Required work: Find how many lines of the listing below include the word "your", then report the number by itself.

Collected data

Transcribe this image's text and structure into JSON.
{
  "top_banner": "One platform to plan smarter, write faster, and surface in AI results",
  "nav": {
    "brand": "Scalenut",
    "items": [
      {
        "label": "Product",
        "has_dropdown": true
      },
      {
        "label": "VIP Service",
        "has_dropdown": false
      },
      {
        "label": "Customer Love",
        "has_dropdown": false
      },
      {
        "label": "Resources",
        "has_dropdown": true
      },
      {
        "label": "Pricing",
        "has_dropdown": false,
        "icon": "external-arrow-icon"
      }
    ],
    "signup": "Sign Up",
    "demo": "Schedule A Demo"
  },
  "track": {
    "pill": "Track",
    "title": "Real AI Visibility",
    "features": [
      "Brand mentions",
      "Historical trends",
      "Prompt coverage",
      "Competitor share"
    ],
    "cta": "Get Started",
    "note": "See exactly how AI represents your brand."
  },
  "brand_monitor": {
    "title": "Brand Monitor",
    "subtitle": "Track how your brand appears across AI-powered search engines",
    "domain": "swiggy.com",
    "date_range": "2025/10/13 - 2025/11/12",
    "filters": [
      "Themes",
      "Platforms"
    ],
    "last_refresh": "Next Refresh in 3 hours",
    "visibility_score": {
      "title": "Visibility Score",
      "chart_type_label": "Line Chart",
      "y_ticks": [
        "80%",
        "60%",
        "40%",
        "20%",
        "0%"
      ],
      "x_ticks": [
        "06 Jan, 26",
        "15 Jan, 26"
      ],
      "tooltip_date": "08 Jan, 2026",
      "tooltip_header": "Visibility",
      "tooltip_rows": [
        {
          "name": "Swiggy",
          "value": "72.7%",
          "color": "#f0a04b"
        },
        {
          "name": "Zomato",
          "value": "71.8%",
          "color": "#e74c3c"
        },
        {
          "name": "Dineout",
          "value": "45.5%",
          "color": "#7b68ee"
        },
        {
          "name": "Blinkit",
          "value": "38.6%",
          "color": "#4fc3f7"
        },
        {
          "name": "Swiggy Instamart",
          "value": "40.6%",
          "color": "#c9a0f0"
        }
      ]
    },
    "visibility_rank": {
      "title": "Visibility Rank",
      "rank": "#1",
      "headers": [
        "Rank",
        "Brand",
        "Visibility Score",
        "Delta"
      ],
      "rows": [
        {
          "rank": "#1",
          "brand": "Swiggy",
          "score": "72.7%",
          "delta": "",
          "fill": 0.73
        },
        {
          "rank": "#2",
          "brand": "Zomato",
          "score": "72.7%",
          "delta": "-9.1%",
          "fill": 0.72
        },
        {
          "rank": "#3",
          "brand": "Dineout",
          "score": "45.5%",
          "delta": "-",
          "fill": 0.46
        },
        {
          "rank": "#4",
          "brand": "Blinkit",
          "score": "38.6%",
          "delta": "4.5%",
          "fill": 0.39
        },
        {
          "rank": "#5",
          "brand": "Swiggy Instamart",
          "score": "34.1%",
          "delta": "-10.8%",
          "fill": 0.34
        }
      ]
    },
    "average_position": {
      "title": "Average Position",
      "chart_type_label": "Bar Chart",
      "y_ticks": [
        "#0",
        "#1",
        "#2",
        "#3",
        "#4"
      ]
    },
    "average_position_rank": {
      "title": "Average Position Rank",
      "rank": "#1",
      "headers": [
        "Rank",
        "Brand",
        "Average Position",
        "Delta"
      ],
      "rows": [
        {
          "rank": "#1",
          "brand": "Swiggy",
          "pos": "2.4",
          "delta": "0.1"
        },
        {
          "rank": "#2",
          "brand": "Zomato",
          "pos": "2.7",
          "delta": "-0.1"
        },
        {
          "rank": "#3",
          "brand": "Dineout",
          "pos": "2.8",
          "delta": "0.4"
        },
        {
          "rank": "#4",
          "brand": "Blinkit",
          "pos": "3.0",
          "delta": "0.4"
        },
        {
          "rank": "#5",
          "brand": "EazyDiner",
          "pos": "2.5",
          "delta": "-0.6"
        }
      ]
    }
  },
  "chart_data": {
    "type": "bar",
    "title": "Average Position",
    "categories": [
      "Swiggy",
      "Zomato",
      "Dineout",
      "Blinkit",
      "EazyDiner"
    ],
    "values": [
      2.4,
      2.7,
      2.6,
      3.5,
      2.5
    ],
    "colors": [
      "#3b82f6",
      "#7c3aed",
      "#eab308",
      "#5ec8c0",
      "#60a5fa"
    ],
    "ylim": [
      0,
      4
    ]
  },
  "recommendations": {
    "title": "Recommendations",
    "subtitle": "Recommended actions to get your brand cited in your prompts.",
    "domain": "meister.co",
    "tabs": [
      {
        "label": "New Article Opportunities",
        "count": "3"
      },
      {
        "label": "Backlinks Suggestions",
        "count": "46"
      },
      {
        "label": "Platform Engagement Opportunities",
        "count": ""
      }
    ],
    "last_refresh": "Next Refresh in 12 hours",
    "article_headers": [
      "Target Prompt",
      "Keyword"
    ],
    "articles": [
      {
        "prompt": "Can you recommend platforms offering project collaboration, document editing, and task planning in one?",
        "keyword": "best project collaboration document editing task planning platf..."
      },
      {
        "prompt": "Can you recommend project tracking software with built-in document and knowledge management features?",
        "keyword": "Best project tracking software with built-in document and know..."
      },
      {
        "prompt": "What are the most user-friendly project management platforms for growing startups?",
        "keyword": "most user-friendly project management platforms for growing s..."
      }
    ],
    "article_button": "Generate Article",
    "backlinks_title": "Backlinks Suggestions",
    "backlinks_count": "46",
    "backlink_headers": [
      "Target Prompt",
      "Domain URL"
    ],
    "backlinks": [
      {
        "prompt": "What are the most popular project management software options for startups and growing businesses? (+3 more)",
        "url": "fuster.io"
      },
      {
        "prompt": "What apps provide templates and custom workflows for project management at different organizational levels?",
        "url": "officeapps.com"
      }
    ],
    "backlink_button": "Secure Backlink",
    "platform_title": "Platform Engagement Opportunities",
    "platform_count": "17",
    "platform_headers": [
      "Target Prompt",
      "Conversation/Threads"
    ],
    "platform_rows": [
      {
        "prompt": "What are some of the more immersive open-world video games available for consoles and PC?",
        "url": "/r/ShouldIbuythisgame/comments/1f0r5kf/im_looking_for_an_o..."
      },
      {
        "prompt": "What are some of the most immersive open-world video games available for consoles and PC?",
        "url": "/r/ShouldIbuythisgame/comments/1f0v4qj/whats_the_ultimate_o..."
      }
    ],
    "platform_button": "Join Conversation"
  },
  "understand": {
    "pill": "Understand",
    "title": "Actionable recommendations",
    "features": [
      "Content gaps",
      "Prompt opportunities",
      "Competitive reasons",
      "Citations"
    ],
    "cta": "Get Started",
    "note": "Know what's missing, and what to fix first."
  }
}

Task output: 3